- TASK REQUIREMENTS:
Reproduce all the entries precisely.
⁂
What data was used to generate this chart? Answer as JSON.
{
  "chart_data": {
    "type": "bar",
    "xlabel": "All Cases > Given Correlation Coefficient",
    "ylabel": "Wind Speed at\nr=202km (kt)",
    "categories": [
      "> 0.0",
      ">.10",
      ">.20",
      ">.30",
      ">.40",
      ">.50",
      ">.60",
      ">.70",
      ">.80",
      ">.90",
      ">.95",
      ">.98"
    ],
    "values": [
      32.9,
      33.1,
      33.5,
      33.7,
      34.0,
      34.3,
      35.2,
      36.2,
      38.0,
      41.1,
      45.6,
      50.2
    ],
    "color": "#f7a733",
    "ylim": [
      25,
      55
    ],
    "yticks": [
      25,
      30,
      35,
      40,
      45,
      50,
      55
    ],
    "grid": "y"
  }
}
⁂
- WRITTEN SOLUTION:
What data was used to generate this chart? Answer as JSON.
{
  "chart_data": {
    "type": "bar",
    "xlabel": "All Cases > Given Correlation Coefficient",
    "ylabel": "Wind Speed at\nr=202km (kt)",
    "categories": [
      "> 0.0",
      ">.10",
      ">.20",
      ">.30",
      ">.40",
      ">.50",
      ">.60",
      ">.70",
      ">.80",
      ">.90",
      ">.95",
      ">.98"
    ],
    "values": [
      32.9,
      33.1,
      33.5,
      33.7,
      34.0,
      34.3,
      35.2,
      36.2,
      38.0,
      41.1,
      45.6,
      50.2
    ],
    "color": "#f7a733",
    "ylim": [
      25,
      55
    ],
    "yticks": [
      25,
      30,
      35,
      40,
      45,
      50,
      55
    ],
    "grid": "y"
  }
}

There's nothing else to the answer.